▸ ESERCIZI:
1. Secondo il brano su Antonio Ligabue, perché la pittura è stata per lui il modo di dialogare col mondo? Rispondi in una o due frasi.
2. Riscrivi il tratto del brano su Antonio Ligabue che va da "Fuori, nel parco, che" fino a "lo voglio riprovare.", sostituendo "pavoni" con "cigni".

▸ BRANO:
"Era un uomo (Antonio Ligabue)
certamente disperatamente solo che
cercava, ha cercato, da artista, una
verità, la sua verità. Questo è un uomo
nato intanto con grande infelicità
originaria, poi con probabilmente grandi
problemi di comunicazione con le altre
persone. Quando non si comunica con la
gente, come si comunica? Creando,
esprimendosi, facendo appunto nella
fattispecie il pittore. Quello aborigeno è
stato il suo modo di dialogare col mondo e
di capire il mondo."
Mi reggo a fatica già quando
arrivo, troppo stanca e lo stomaco vuoto,
dai disegni che sembrano incisioni fino ai
quadri corposi di colore ed alle sculture
di materia energica, è un crescendo che
seguo senza forze.
Non c'è nemmeno un cielo terso nei
suoi lavori, quell'aria cupa da prima del
temporale, prima della caduta… e poi il
temporale arriva e la pioggia somiglia a
schegge di vetro come punizione di qualche
divinità…
I suoi spietati autoritratti mi
rattristano, ne comprendo lo stato d'animo
e mi sento isolata e schiacciata in mezzo
a tanta gente…
Nell'ultima sala tutte le sue
tigri, mi affascinano queste gole aperte,
i denti aguzzi e il roseo pozzo profondo
che ti inghiotte… e il corpo che si flette
innaturale ma felino in una lotta che
impersonifica la bestia che è nell'uomo.
Fuori, nel parco, che si confonde
nell'orizzonte delle colline parmensi, la
stessa elettricità nell'aria che mescola
il blu con il grigio, l'acqua che si
trattiene appena, e indifferenti i pavoni
dal manto cangiante come i broccati più
belli.
Verso l'Appennino risaliamo le
curve per ritornare alla Bismantova, la
mia bella nave arenata… ne avevo un
ricordo esaltante e lo voglio riprovare.

▸ DATI FORNITI:
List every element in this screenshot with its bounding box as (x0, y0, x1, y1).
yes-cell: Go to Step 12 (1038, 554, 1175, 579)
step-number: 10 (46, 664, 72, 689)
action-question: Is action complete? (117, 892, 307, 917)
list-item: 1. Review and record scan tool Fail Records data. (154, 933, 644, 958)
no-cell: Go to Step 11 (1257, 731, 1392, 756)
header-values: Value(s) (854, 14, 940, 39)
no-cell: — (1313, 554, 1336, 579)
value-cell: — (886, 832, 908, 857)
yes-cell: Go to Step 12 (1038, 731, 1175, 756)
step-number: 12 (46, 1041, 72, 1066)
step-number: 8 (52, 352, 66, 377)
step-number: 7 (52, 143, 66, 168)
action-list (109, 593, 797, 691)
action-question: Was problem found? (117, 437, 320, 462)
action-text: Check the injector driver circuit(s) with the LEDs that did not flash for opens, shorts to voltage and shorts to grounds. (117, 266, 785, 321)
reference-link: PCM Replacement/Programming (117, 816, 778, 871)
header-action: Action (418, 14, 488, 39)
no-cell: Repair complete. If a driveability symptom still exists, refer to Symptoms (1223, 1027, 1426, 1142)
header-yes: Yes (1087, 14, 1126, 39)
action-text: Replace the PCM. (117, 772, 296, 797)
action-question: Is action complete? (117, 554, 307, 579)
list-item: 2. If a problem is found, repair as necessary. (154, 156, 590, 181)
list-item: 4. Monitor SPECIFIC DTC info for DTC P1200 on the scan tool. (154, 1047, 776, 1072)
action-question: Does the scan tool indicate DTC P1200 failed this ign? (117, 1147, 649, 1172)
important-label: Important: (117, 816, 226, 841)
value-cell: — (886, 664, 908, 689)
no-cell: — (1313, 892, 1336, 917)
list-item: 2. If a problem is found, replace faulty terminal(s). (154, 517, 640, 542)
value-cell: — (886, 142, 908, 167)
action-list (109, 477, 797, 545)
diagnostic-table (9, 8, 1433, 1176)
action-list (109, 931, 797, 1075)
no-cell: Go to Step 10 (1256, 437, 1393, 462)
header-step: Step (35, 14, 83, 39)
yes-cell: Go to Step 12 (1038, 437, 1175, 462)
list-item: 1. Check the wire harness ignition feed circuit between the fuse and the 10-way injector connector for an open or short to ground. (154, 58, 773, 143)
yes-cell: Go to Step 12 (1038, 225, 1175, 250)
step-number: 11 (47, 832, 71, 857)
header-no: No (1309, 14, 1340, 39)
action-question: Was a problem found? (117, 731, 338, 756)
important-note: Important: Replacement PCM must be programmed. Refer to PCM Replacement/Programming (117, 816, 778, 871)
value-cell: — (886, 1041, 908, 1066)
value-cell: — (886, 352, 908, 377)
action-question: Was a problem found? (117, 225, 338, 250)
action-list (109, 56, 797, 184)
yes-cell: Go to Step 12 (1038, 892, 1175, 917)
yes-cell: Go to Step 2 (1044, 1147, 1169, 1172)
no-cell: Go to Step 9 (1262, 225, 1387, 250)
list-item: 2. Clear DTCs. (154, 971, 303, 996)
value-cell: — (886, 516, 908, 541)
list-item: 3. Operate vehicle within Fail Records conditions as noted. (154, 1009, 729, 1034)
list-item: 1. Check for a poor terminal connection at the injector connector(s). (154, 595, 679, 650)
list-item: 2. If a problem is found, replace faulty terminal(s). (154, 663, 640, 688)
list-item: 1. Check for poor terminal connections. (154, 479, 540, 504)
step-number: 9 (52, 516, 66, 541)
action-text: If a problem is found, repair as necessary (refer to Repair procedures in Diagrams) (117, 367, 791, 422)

▸ SOLUZIONI COMPLETE:
1. Ligabue aveva probabilmente grandi problemi di comunicazione con le altre persone. Chi non comunica con la gente comunica creando ed esprimendosi, e nel suo caso lo ha fatto come pittore.

2.
Fuori, nel parco, che si confonde
nell'orizzonte delle colline parmensi, la
stessa elettricità nell'aria che mescola
il blu con il grigio, l'acqua che si
trattiene appena, e indifferenti i cigni
dal manto cangiante come i broccati più
belli.
Verso l'Appennino risaliamo le
curve per ritornare alla Bismantova, la
mia bella nave arenata… ne avevo un
ricordo esaltante e lo voglio riprovare.